• **TASK GOAL**
Return all of the data below line for line, with no changes, and leave out the pictures.

• **RECORDS PROVIDED**
## Begin

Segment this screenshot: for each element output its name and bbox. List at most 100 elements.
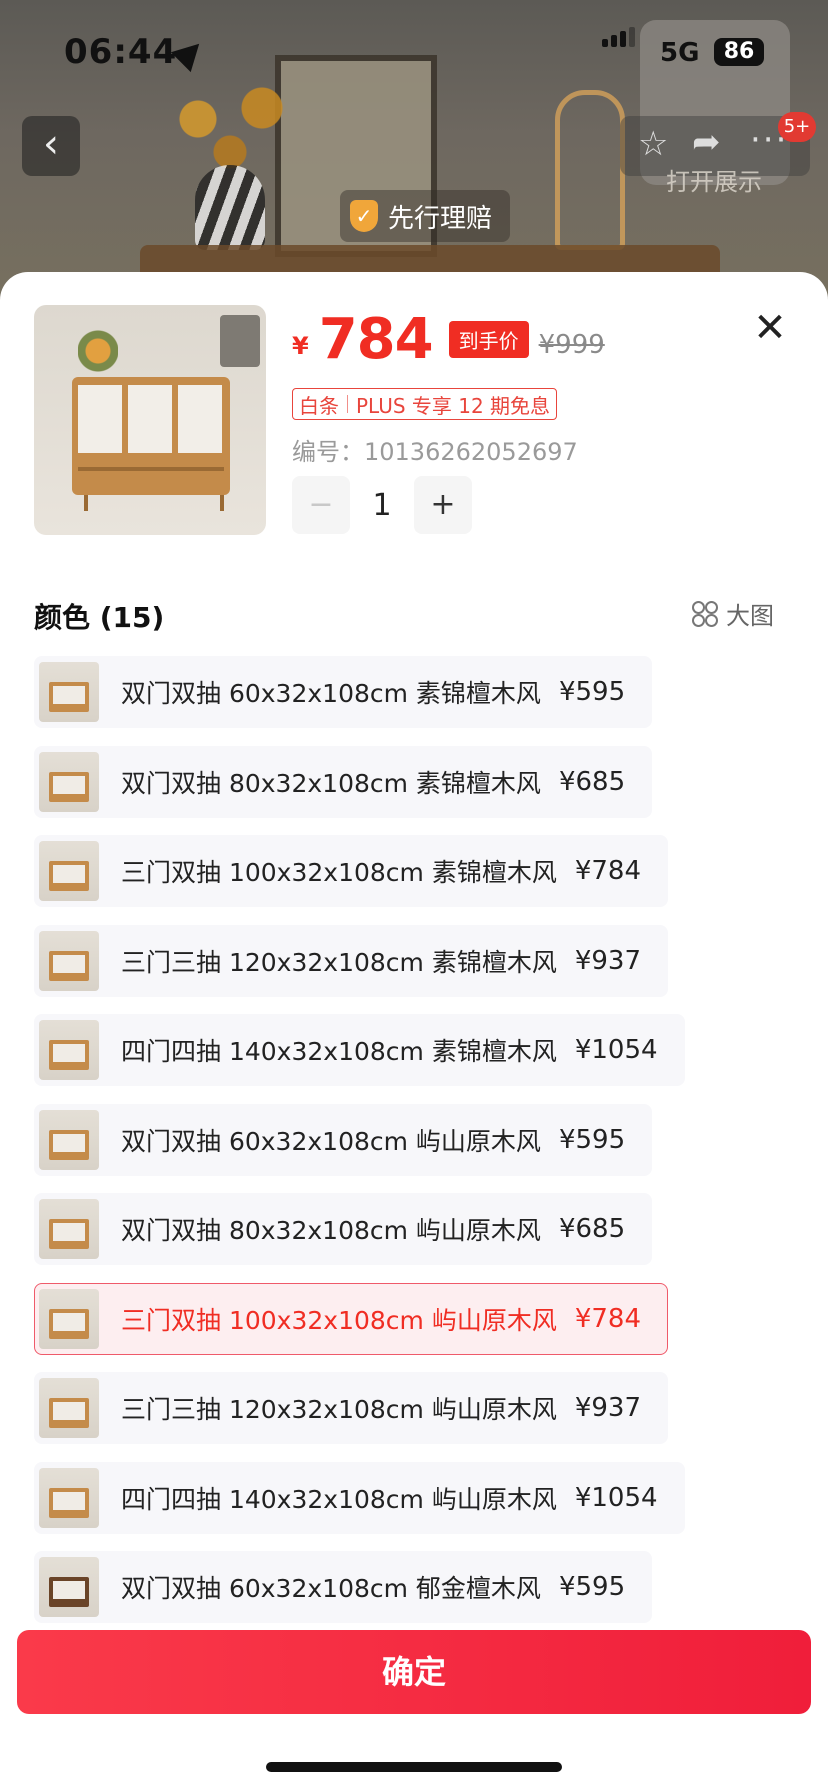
thumbnail-doors <box>53 1491 85 1510</box>
color-option-thumbnail <box>39 1109 99 1170</box>
back-button[interactable]: ‹ <box>22 116 80 176</box>
color-option-price: ¥1054 <box>574 1482 658 1513</box>
color-option-label: 三门三抽 120x32x108cm 素锦檀木风 <box>121 947 557 977</box>
big-picture-label: 大图 <box>726 602 774 630</box>
thumbnail-doors <box>53 1223 85 1241</box>
chevron-left-icon: ‹ <box>43 121 59 167</box>
color-option-price: ¥685 <box>558 766 626 797</box>
product-plant-decor <box>78 329 118 373</box>
hero-lamp <box>555 90 625 250</box>
color-option-row: 双门双抽 60x32x108cm 郁金檀木风 ¥595 <box>34 1551 794 1641</box>
color-option-thumbnail <box>39 1378 99 1438</box>
claim-badge: ✓ 先行理赔 <box>340 190 511 242</box>
color-option-thumbnail <box>39 1467 99 1528</box>
color-option-price: ¥784 <box>574 1303 642 1334</box>
color-option-selected[interactable]: 三门双抽 100x32x108cm 屿山原木风 ¥784 <box>34 1282 669 1355</box>
thumbnail-doors <box>53 1402 85 1420</box>
color-option-thumbnail <box>39 1199 99 1259</box>
status-bar: 06:44 5G 86 <box>0 0 828 110</box>
color-option[interactable]: 双门双抽 60x32x108cm 素锦檀木风 ¥595 <box>34 656 653 728</box>
thumbnail-doors <box>53 775 85 794</box>
thumbnail-doors <box>53 686 85 704</box>
color-option[interactable]: 三门双抽 100x32x108cm 素锦檀木风 ¥784 <box>34 835 669 907</box>
color-option-row: 三门三抽 120x32x108cm 素锦檀木风 ¥937 <box>34 924 794 1015</box>
color-option[interactable]: 双门双抽 80x32x108cm 屿山原木风 ¥685 <box>34 1193 653 1265</box>
price-row: ¥ 784 到手价 ¥999 <box>292 308 605 368</box>
color-option-price: ¥595 <box>558 1572 626 1602</box>
plus-left-label: 白条 <box>299 393 339 418</box>
color-option[interactable]: 三门三抽 120x32x108cm 素锦檀木风 ¥937 <box>34 924 669 997</box>
color-option[interactable]: 双门双抽 60x32x108cm 屿山原木风 ¥595 <box>34 1103 653 1176</box>
currency-symbol: ¥ <box>292 332 309 360</box>
close-icon: ✕ <box>753 305 787 351</box>
confirm-button[interactable]: 确定 <box>17 1630 811 1714</box>
color-option-row: 三门三抽 120x32x108cm 屿山原木风 ¥937 <box>34 1372 794 1462</box>
quantity-decrease-button[interactable]: − <box>292 476 350 534</box>
product-shelf-line <box>78 467 224 471</box>
color-option-price: ¥937 <box>574 1393 642 1423</box>
color-option[interactable]: 双门双抽 60x32x108cm 郁金檀木风 ¥595 <box>34 1551 653 1623</box>
color-options-list: 双门双抽 60x32x108cm 素锦檀木风 ¥595 双门双抽 80x32x108… <box>34 656 794 1641</box>
color-option-label: 双门双抽 80x32x108cm 屿山原木风 <box>121 1216 541 1245</box>
color-option-label: 双门双抽 60x32x108cm 素锦檀木风 <box>121 679 541 708</box>
color-option-thumbnail <box>39 1288 99 1349</box>
claim-text: 先行理赔 <box>388 203 493 234</box>
color-option-label: 四门四抽 140x32x108cm 屿山原木风 <box>121 1484 557 1514</box>
product-image[interactable] <box>34 305 266 535</box>
close-button[interactable]: ✕ <box>748 306 792 350</box>
color-option-label: 双门双抽 60x32x108cm 郁金檀木风 <box>121 1574 541 1603</box>
color-option-thumbnail <box>39 751 99 812</box>
final-price-tag: 到手价 <box>448 321 529 358</box>
plus-divider <box>347 395 348 413</box>
plus-right-label: PLUS 专享 12 期免息 <box>356 393 551 418</box>
grid-view-icon <box>692 600 718 627</box>
color-option-thumbnail <box>39 841 99 901</box>
color-option-label: 三门双抽 100x32x108cm 屿山原木风 <box>121 1305 557 1335</box>
color-option-price: ¥1054 <box>574 1035 658 1065</box>
color-option-row: 双门双抽 80x32x108cm 屿山原木风 ¥685 <box>34 1193 794 1283</box>
color-option-row: 三门双抽 100x32x108cm 屿山原木风 ¥784 <box>34 1282 794 1373</box>
color-option-label: 三门三抽 120x32x108cm 屿山原木风 <box>121 1395 557 1424</box>
color-option[interactable]: 四门四抽 140x32x108cm 屿山原木风 ¥1054 <box>34 1461 685 1534</box>
color-option-label: 三门双抽 100x32x108cm 素锦檀木风 <box>121 858 557 887</box>
big-picture-toggle[interactable]: 大图 <box>692 596 774 631</box>
status-time: 06:44 <box>64 32 178 72</box>
color-option-thumbnail <box>39 662 99 722</box>
thumbnail-doors <box>53 1312 85 1331</box>
thumbnail-doors <box>53 865 85 883</box>
quantity-value[interactable]: 1 <box>350 488 414 523</box>
original-price: ¥999 <box>538 330 605 360</box>
color-option-label: 双门双抽 60x32x108cm 屿山原木风 <box>121 1126 541 1156</box>
thumbnail-doors <box>53 1133 85 1152</box>
color-option[interactable]: 四门四抽 140x32x108cm 素锦檀木风 ¥1054 <box>34 1014 685 1086</box>
color-option-thumbnail <box>39 1020 99 1080</box>
color-option-row: 四门四抽 140x32x108cm 素锦檀木风 ¥1054 <box>34 1014 794 1104</box>
color-section-title: 颜色 (15) <box>34 601 165 634</box>
color-option[interactable]: 三门三抽 120x32x108cm 屿山原木风 ¥937 <box>34 1372 669 1444</box>
quantity-increase-button[interactable]: + <box>414 476 472 534</box>
color-option-price: ¥685 <box>558 1214 626 1244</box>
color-option-thumbnail <box>39 930 99 991</box>
hero-vase <box>195 165 265 250</box>
share-icon[interactable]: ➦ <box>692 122 721 162</box>
network-type: 5G <box>660 38 700 68</box>
color-option[interactable]: 双门双抽 80x32x108cm 素锦檀木风 ¥685 <box>34 745 653 818</box>
open-show-label: 打开展示 <box>666 168 762 196</box>
color-option-label: 双门双抽 80x32x108cm 素锦檀木风 <box>121 768 541 798</box>
battery-icon: 86 <box>714 38 764 66</box>
color-option-thumbnail <box>39 1557 99 1617</box>
plus-installment-badge: 白条 PLUS 专享 12 期免息 <box>292 388 558 420</box>
notification-badge: 5+ <box>778 112 816 142</box>
thumbnail-doors <box>53 1581 85 1599</box>
product-door-middle <box>128 385 172 453</box>
home-indicator <box>266 1762 562 1772</box>
product-inset-thumbnail <box>220 315 260 367</box>
favorite-star-icon[interactable]: ☆ <box>638 124 668 164</box>
color-option-price: ¥937 <box>574 945 642 976</box>
color-option-price: ¥595 <box>558 1124 626 1155</box>
thumbnail-doors <box>53 1044 85 1062</box>
color-option-row: 双门双抽 60x32x108cm 屿山原木风 ¥595 <box>34 1103 794 1194</box>
product-door-left <box>78 385 122 453</box>
color-option-label: 四门四抽 140x32x108cm 素锦檀木风 <box>121 1037 557 1066</box>
color-option-price: ¥595 <box>558 677 626 707</box>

## End

• **EXERCISE ANSWER**
Segment this screenshot: for each element output its name and bbox. List at most 100 elements.
thumbnail-doors <box>53 1491 85 1510</box>
color-option-thumbnail <box>39 1109 99 1170</box>
back-button[interactable]: ‹ <box>22 116 80 176</box>
color-option-price: ¥1054 <box>574 1482 658 1513</box>
color-option-label: 三门三抽 120x32x108cm 素锦檀木风 <box>121 947 557 977</box>
big-picture-label: 大图 <box>726 602 774 630</box>
thumbnail-doors <box>53 1223 85 1241</box>
chevron-left-icon: ‹ <box>43 121 59 167</box>
color-option-price: ¥685 <box>558 766 626 797</box>
product-plant-decor <box>78 329 118 373</box>
hero-lamp <box>555 90 625 250</box>
color-option-row: 双门双抽 60x32x108cm 郁金檀木风 ¥595 <box>34 1551 794 1641</box>
color-option-thumbnail <box>39 1378 99 1438</box>
claim-badge: ✓ 先行理赔 <box>340 190 511 242</box>
color-option-thumbnail <box>39 1467 99 1528</box>
color-option-price: ¥784 <box>574 1303 642 1334</box>
color-option-selected[interactable]: 三门双抽 100x32x108cm 屿山原木风 ¥784 <box>34 1282 669 1355</box>
thumbnail-doors <box>53 1402 85 1420</box>
color-option-thumbnail <box>39 1199 99 1259</box>
status-bar: 06:44 5G 86 <box>0 0 828 110</box>
color-option[interactable]: 双门双抽 60x32x108cm 素锦檀木风 ¥595 <box>34 656 653 728</box>
thumbnail-doors <box>53 775 85 794</box>
thumbnail-doors <box>53 686 85 704</box>
color-option[interactable]: 三门双抽 100x32x108cm 素锦檀木风 ¥784 <box>34 835 669 907</box>
color-option-row: 三门三抽 120x32x108cm 素锦檀木风 ¥937 <box>34 924 794 1015</box>
color-option[interactable]: 双门双抽 80x32x108cm 屿山原木风 ¥685 <box>34 1193 653 1265</box>
price-row: ¥ 784 到手价 ¥999 <box>292 308 605 368</box>
color-option-price: ¥595 <box>558 1572 626 1602</box>
plus-left-label: 白条 <box>299 393 339 418</box>
color-option[interactable]: 三门三抽 120x32x108cm 素锦檀木风 ¥937 <box>34 924 669 997</box>
color-option[interactable]: 双门双抽 60x32x108cm 屿山原木风 ¥595 <box>34 1103 653 1176</box>
currency-symbol: ¥ <box>292 332 309 360</box>
close-icon: ✕ <box>753 305 787 351</box>
confirm-button[interactable]: 确定 <box>17 1630 811 1714</box>
color-option-row: 三门三抽 120x32x108cm 屿山原木风 ¥937 <box>34 1372 794 1462</box>
quantity-decrease-button[interactable]: − <box>292 476 350 534</box>
product-shelf-line <box>78 467 224 471</box>
color-option-price: ¥937 <box>574 1393 642 1423</box>
color-option[interactable]: 双门双抽 60x32x108cm 郁金檀木风 ¥595 <box>34 1551 653 1623</box>
color-options-list: 双门双抽 60x32x108cm 素锦檀木风 ¥595 双门双抽 80x32x108… <box>34 656 794 1641</box>
color-option-label: 双门双抽 80x32x108cm 屿山原木风 <box>121 1216 541 1245</box>
color-option-label: 双门双抽 60x32x108cm 素锦檀木风 <box>121 679 541 708</box>
color-option-thumbnail <box>39 1288 99 1349</box>
claim-text: 先行理赔 <box>388 203 493 234</box>
color-option-label: 四门四抽 140x32x108cm 屿山原木风 <box>121 1484 557 1514</box>
product-image[interactable] <box>34 305 266 535</box>
close-button[interactable]: ✕ <box>748 306 792 350</box>
color-option-label: 双门双抽 60x32x108cm 郁金檀木风 <box>121 1574 541 1603</box>
color-option-thumbnail <box>39 751 99 812</box>
final-price-tag: 到手价 <box>448 321 529 358</box>
plus-divider <box>347 395 348 413</box>
plus-right-label: PLUS 专享 12 期免息 <box>356 393 551 418</box>
grid-view-icon <box>692 600 718 627</box>
color-option-thumbnail <box>39 841 99 901</box>
color-option-label: 三门双抽 100x32x108cm 屿山原木风 <box>121 1305 557 1335</box>
color-option-price: ¥1054 <box>574 1035 658 1065</box>
color-option-row: 双门双抽 80x32x108cm 屿山原木风 ¥685 <box>34 1193 794 1283</box>
color-option-row: 三门双抽 100x32x108cm 屿山原木风 ¥784 <box>34 1282 794 1373</box>
color-option-label: 三门三抽 120x32x108cm 屿山原木风 <box>121 1395 557 1424</box>
color-option[interactable]: 四门四抽 140x32x108cm 屿山原木风 ¥1054 <box>34 1461 685 1534</box>
color-option-label: 三门双抽 100x32x108cm 素锦檀木风 <box>121 858 557 887</box>
big-picture-toggle[interactable]: 大图 <box>692 596 774 631</box>
status-time: 06:44 <box>64 32 178 72</box>
color-option-thumbnail <box>39 662 99 722</box>
thumbnail-doors <box>53 1312 85 1331</box>
thumbnail-doors <box>53 865 85 883</box>
quantity-value[interactable]: 1 <box>350 488 414 523</box>
original-price: ¥999 <box>538 330 605 360</box>
color-option-label: 双门双抽 60x32x108cm 屿山原木风 <box>121 1126 541 1156</box>
thumbnail-doors <box>53 1133 85 1152</box>
color-option[interactable]: 四门四抽 140x32x108cm 素锦檀木风 ¥1054 <box>34 1014 685 1086</box>
color-option-thumbnail <box>39 1020 99 1080</box>
color-option-row: 四门四抽 140x32x108cm 素锦檀木风 ¥1054 <box>34 1014 794 1104</box>
color-section-title: 颜色 (15) <box>34 601 165 634</box>
color-option[interactable]: 三门三抽 120x32x108cm 屿山原木风 ¥937 <box>34 1372 669 1444</box>
quantity-increase-button[interactable]: + <box>414 476 472 534</box>
color-option-price: ¥685 <box>558 1214 626 1244</box>
color-option-thumbnail <box>39 930 99 991</box>
hero-vase <box>195 165 265 250</box>
share-icon[interactable]: ➦ <box>692 122 721 162</box>
network-type: 5G <box>660 38 700 68</box>
color-option[interactable]: 双门双抽 80x32x108cm 素锦檀木风 ¥685 <box>34 745 653 818</box>
open-show-label: 打开展示 <box>666 168 762 196</box>
color-option-label: 双门双抽 80x32x108cm 素锦檀木风 <box>121 768 541 798</box>
battery-icon: 86 <box>714 38 764 66</box>
color-option-thumbnail <box>39 1557 99 1617</box>
plus-installment-badge: 白条 PLUS 专享 12 期免息 <box>292 388 558 420</box>
notification-badge: 5+ <box>778 112 816 142</box>
thumbnail-doors <box>53 1581 85 1599</box>
product-door-middle <box>128 385 172 453</box>
home-indicator <box>266 1762 562 1772</box>
product-inset-thumbnail <box>220 315 260 367</box>
favorite-star-icon[interactable]: ☆ <box>638 124 668 164</box>
color-option-price: ¥937 <box>574 945 642 976</box>
color-option-price: ¥595 <box>558 1124 626 1155</box>
thumbnail-doors <box>53 1044 85 1062</box>
color-option-row: 双门双抽 60x32x108cm 屿山原木风 ¥595 <box>34 1103 794 1194</box>
product-door-left <box>78 385 122 453</box>
color-option-label: 四门四抽 140x32x108cm 素锦檀木风 <box>121 1037 557 1066</box>
color-option-price: ¥595 <box>558 677 626 707</box>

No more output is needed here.